### Exercise brief:
Select and copy out every line in the records containing "Meteorología".

### Data entries:
◆ ◆ ◆

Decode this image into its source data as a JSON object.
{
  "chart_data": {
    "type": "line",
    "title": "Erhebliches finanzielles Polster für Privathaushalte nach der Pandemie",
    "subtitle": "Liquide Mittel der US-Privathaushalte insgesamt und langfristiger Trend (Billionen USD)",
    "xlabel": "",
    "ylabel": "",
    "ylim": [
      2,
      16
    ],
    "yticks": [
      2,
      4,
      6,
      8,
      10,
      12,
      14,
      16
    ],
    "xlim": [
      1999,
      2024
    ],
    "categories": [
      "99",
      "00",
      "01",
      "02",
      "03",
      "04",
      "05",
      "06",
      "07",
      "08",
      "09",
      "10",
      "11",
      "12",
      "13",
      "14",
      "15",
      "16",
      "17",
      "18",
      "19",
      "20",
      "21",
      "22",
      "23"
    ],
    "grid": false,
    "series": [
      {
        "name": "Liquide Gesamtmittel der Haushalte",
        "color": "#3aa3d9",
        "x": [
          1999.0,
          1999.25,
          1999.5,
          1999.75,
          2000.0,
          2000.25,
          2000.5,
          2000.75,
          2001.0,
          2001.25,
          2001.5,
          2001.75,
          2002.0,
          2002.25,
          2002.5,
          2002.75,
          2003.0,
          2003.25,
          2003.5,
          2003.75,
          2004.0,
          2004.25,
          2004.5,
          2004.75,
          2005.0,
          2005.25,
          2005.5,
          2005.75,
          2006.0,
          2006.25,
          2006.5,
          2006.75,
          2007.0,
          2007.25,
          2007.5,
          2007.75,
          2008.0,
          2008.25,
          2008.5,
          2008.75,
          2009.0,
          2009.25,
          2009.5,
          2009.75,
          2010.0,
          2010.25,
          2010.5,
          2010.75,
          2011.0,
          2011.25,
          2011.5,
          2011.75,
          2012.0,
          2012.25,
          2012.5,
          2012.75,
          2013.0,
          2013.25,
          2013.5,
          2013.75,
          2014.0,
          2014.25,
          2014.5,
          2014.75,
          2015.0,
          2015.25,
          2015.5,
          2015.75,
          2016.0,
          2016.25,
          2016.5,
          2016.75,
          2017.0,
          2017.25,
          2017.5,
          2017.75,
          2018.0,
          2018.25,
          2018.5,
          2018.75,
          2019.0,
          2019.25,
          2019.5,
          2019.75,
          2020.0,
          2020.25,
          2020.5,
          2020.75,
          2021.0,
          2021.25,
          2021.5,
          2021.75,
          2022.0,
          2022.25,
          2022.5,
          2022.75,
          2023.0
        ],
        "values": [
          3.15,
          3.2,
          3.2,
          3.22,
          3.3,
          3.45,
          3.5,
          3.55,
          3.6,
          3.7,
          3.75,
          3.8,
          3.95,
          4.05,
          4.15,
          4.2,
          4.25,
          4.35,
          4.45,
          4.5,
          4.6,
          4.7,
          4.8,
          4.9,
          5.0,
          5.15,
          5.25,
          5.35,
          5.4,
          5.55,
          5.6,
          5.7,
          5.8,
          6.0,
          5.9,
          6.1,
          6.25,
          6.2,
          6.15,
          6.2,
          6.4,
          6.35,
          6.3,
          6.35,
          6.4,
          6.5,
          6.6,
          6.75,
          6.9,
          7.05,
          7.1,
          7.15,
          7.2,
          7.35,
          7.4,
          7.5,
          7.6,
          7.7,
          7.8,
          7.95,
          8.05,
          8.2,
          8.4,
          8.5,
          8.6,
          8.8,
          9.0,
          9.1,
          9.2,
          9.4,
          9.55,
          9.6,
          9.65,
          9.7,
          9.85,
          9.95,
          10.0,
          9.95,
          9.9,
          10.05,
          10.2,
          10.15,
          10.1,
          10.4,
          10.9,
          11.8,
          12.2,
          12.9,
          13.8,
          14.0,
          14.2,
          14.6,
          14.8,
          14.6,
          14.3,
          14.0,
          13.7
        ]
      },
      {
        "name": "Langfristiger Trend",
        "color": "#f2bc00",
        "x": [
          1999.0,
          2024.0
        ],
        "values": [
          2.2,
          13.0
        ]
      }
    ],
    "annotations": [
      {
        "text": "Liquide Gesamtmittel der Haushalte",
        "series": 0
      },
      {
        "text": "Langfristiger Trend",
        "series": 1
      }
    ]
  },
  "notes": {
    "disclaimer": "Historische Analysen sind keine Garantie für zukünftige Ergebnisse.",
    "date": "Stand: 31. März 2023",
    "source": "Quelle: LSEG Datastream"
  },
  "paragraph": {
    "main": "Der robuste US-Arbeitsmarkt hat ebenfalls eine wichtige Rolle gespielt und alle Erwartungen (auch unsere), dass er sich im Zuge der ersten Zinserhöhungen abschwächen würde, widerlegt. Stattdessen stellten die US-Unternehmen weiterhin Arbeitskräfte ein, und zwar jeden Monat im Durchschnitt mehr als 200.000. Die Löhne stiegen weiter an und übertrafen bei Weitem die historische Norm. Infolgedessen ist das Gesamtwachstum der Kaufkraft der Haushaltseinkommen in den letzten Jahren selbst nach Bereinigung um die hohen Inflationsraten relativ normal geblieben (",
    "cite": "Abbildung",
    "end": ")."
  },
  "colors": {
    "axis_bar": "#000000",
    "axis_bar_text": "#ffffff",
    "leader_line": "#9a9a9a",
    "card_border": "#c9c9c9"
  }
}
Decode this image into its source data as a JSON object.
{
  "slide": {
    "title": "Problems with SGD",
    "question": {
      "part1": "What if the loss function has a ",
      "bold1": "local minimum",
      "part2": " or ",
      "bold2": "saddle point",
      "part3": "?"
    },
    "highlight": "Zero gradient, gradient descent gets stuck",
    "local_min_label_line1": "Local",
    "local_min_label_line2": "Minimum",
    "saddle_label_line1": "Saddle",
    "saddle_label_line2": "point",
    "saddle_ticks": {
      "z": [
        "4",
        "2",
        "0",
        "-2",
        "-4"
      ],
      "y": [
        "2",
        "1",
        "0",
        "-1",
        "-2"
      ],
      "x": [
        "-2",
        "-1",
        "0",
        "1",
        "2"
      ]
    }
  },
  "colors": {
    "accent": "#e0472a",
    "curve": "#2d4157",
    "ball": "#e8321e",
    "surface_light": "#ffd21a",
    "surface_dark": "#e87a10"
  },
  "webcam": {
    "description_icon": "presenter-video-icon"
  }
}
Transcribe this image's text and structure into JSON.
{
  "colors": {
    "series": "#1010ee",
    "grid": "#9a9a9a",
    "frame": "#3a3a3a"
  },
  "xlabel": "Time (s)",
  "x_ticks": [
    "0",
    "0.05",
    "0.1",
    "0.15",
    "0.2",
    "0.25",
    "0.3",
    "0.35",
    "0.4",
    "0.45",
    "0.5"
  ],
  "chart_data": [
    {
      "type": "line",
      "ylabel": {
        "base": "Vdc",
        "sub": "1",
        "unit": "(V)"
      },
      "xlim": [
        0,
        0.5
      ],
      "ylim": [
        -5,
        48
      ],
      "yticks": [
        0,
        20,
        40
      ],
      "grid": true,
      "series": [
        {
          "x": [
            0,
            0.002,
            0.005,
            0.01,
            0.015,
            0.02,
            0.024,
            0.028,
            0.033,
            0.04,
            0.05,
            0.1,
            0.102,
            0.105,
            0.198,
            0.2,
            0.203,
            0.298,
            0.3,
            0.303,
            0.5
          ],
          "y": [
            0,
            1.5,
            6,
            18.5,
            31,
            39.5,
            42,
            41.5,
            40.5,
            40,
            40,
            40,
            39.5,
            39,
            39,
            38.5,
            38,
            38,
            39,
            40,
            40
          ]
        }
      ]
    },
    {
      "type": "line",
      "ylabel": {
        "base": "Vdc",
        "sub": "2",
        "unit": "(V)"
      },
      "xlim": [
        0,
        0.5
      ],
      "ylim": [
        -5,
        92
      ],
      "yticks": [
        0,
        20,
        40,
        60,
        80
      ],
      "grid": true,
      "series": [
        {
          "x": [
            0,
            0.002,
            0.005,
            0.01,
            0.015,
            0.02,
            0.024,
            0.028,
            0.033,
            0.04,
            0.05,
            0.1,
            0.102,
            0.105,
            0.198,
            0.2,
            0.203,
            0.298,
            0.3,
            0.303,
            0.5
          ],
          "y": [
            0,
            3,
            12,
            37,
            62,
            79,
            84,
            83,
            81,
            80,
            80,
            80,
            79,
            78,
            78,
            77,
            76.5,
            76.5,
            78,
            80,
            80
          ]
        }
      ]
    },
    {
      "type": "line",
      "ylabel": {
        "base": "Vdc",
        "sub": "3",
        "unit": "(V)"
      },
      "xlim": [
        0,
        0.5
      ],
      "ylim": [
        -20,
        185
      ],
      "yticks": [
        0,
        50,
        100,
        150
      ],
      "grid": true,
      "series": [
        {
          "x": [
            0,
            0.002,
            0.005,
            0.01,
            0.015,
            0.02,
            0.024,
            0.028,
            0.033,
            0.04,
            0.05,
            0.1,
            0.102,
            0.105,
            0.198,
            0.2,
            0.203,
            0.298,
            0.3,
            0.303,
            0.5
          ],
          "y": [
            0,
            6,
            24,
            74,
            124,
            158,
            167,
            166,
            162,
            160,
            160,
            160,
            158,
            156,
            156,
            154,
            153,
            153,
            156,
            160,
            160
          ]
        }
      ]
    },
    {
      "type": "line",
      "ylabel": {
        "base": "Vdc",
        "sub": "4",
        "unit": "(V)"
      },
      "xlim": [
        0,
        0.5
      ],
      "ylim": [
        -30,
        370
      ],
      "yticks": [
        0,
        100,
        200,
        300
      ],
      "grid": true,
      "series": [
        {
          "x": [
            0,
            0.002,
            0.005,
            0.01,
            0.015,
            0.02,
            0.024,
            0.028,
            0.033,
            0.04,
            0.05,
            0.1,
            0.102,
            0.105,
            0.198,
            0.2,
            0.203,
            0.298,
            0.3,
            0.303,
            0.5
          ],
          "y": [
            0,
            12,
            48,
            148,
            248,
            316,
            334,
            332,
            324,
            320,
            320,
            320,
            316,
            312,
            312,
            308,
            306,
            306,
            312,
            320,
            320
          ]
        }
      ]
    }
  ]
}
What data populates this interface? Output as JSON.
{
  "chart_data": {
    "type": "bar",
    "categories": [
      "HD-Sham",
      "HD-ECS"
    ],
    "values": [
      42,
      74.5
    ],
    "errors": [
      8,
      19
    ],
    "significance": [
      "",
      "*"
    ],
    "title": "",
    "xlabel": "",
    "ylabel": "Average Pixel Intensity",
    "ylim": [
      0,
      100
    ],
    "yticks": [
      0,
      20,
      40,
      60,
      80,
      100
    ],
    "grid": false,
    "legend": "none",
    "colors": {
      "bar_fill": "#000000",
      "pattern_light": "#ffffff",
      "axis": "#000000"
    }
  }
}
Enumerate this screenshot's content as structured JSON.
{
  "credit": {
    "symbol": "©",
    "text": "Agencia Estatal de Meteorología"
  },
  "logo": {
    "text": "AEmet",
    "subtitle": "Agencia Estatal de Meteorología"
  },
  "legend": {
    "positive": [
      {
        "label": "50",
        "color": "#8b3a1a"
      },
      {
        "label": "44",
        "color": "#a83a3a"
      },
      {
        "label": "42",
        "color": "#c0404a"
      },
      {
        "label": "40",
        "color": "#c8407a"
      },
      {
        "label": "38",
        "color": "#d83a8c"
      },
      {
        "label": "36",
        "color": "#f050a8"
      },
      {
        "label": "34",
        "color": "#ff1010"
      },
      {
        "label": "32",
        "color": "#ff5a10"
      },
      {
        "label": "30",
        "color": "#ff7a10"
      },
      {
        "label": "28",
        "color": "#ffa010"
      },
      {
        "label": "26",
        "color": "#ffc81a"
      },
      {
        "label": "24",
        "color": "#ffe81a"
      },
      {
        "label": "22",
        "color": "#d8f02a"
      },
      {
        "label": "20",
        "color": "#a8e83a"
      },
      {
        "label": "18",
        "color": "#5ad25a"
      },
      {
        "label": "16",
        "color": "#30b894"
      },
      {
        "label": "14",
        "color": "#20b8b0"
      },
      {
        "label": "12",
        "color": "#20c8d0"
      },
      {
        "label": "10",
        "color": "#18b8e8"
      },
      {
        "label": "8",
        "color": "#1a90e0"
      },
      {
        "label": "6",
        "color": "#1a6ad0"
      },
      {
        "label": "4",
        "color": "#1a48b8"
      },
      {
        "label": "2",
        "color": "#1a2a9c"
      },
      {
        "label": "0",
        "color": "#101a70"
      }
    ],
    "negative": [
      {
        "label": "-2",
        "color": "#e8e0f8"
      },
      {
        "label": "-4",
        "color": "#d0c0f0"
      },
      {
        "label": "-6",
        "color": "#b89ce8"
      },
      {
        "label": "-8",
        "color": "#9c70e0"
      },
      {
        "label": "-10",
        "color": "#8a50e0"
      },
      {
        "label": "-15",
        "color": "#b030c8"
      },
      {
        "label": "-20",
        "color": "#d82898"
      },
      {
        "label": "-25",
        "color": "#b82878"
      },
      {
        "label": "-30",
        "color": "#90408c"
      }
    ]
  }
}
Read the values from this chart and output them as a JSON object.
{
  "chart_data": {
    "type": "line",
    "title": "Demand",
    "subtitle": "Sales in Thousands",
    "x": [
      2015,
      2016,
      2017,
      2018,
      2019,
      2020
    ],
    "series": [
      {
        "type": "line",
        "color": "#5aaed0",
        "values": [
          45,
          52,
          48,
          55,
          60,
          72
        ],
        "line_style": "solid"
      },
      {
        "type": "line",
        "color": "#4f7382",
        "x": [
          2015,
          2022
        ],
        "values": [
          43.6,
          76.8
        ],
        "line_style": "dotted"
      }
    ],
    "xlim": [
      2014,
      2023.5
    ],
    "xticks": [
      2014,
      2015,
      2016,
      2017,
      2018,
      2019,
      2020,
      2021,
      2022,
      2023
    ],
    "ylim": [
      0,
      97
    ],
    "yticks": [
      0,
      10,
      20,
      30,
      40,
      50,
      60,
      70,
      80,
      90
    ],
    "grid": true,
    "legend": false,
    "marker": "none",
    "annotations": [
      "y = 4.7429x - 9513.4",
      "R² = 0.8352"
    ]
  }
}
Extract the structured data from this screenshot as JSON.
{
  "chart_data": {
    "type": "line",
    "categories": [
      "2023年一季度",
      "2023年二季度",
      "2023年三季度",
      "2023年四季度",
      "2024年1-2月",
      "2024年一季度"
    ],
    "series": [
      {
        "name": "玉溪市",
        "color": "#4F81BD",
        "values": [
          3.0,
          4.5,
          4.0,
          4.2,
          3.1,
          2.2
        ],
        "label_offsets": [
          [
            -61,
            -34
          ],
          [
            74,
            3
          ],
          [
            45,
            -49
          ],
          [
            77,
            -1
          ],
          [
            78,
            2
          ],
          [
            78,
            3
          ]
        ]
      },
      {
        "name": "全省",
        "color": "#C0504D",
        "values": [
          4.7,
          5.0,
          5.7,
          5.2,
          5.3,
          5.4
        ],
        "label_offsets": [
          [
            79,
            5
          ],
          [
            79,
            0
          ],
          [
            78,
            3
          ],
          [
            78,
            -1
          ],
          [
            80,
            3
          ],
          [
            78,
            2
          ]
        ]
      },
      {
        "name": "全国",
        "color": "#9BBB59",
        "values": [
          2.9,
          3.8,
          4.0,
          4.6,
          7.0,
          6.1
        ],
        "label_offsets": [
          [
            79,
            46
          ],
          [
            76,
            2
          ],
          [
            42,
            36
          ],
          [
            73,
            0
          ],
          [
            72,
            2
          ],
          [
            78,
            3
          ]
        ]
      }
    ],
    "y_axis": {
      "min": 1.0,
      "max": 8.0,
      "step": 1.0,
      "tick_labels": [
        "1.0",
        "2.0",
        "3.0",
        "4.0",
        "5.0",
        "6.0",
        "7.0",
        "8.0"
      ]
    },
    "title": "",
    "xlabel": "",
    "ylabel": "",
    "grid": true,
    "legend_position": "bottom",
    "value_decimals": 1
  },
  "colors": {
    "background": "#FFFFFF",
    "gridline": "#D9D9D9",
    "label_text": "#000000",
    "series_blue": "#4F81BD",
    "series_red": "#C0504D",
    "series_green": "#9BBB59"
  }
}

◆ ◆ ◆

### Exercise solution:
    "text": "Agencia Estatal de Meteorología"
    "subtitle": "Agencia Estatal de Meteorología"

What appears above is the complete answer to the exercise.